▸ GOAL: Locate the string "What" in the records below. Copy every line where it occurs.

(Extracted records)
■ ■ ■
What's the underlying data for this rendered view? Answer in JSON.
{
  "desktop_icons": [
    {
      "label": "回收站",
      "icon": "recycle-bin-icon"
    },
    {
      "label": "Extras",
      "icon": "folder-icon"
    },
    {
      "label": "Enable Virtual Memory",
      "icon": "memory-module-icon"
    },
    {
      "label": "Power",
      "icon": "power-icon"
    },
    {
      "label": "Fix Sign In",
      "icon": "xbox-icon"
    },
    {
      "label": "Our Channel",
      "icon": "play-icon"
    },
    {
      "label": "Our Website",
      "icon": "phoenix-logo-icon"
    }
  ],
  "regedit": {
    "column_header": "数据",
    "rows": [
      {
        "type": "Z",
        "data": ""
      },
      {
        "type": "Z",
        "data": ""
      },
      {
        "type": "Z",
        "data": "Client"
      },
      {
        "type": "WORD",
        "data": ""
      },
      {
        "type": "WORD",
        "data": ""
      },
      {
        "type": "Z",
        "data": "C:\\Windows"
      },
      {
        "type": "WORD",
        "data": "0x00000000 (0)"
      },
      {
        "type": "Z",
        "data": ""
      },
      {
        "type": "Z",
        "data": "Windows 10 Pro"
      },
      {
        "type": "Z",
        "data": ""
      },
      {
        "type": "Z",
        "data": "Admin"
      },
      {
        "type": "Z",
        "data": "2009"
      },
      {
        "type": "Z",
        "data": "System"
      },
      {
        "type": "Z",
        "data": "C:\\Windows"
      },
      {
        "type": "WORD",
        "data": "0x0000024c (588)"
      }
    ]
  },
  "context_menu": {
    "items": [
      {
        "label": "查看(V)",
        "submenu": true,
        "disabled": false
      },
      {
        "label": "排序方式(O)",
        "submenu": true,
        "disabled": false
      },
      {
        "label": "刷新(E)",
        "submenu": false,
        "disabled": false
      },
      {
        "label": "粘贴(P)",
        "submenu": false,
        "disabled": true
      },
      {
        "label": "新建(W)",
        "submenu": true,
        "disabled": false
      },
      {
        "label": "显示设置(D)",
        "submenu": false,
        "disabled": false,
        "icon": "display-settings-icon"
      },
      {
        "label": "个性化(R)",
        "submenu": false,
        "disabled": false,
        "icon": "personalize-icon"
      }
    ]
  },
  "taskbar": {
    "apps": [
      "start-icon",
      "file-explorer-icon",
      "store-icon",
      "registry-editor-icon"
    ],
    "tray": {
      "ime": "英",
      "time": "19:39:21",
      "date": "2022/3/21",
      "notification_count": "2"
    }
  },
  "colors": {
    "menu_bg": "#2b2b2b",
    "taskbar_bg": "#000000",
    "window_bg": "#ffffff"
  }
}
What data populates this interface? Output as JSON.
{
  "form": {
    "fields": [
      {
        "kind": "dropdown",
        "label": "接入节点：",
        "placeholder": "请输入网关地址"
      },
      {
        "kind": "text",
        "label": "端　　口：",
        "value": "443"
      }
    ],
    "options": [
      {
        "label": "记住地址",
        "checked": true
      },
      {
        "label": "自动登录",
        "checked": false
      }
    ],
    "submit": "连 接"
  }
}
■ ■ ■
▸ SOLUTION FOR THIS TASK:
What's the underlying data for this rendered view? Answer in JSON.
What data populates this interface? Output as JSON.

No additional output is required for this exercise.